- What to do -
The data must be written out once more, precisely as given.

Data excerpts
+--
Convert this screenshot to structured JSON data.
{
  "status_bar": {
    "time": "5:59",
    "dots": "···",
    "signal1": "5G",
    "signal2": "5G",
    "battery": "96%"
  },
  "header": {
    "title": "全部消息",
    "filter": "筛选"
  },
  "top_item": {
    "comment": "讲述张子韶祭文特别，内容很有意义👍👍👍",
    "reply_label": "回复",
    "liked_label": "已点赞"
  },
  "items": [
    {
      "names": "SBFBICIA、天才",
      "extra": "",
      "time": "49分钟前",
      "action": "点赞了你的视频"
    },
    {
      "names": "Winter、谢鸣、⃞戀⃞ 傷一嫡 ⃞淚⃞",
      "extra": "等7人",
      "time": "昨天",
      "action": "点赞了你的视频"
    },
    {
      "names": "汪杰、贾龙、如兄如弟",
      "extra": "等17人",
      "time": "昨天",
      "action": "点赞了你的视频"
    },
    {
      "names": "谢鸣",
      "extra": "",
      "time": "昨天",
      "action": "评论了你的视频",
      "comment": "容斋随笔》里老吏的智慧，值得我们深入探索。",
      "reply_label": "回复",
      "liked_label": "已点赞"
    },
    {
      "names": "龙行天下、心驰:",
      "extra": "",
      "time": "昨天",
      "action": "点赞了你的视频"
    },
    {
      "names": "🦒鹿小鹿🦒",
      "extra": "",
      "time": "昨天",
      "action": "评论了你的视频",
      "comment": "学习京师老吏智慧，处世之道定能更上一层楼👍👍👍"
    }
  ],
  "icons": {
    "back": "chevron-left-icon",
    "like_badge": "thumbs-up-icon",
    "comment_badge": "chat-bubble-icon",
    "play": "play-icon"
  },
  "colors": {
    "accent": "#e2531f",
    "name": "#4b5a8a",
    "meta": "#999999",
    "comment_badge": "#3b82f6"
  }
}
+--
- Written answer -
Convert this screenshot to structured JSON data.
{
  "status_bar": {
    "time": "5:59",
    "dots": "···",
    "signal1": "5G",
    "signal2": "5G",
    "battery": "96%"
  },
  "header": {
    "title": "全部消息",
    "filter": "筛选"
  },
  "top_item": {
    "comment": "讲述张子韶祭文特别，内容很有意义👍👍👍",
    "reply_label": "回复",
    "liked_label": "已点赞"
  },
  "items": [
    {
      "names": "SBFBICIA、天才",
      "extra": "",
      "time": "49分钟前",
      "action": "点赞了你的视频"
    },
    {
      "names": "Winter、谢鸣、⃞戀⃞ 傷一嫡 ⃞淚⃞",
      "extra": "等7人",
      "time": "昨天",
      "action": "点赞了你的视频"
    },
    {
      "names": "汪杰、贾龙、如兄如弟",
      "extra": "等17人",
      "time": "昨天",
      "action": "点赞了你的视频"
    },
    {
      "names": "谢鸣",
      "extra": "",
      "time": "昨天",
      "action": "评论了你的视频",
      "comment": "容斋随笔》里老吏的智慧，值得我们深入探索。",
      "reply_label": "回复",
      "liked_label": "已点赞"
    },
    {
      "names": "龙行天下、心驰:",
      "extra": "",
      "time": "昨天",
      "action": "点赞了你的视频"
    },
    {
      "names": "🦒鹿小鹿🦒",
      "extra": "",
      "time": "昨天",
      "action": "评论了你的视频",
      "comment": "学习京师老吏智慧，处世之道定能更上一层楼👍👍👍"
    }
  ],
  "icons": {
    "back": "chevron-left-icon",
    "like_badge": "thumbs-up-icon",
    "comment_badge": "chat-bubble-icon",
    "play": "play-icon"
  },
  "colors": {
    "accent": "#e2531f",
    "name": "#4b5a8a",
    "meta": "#999999",
    "comment_badge": "#3b82f6"
  }
}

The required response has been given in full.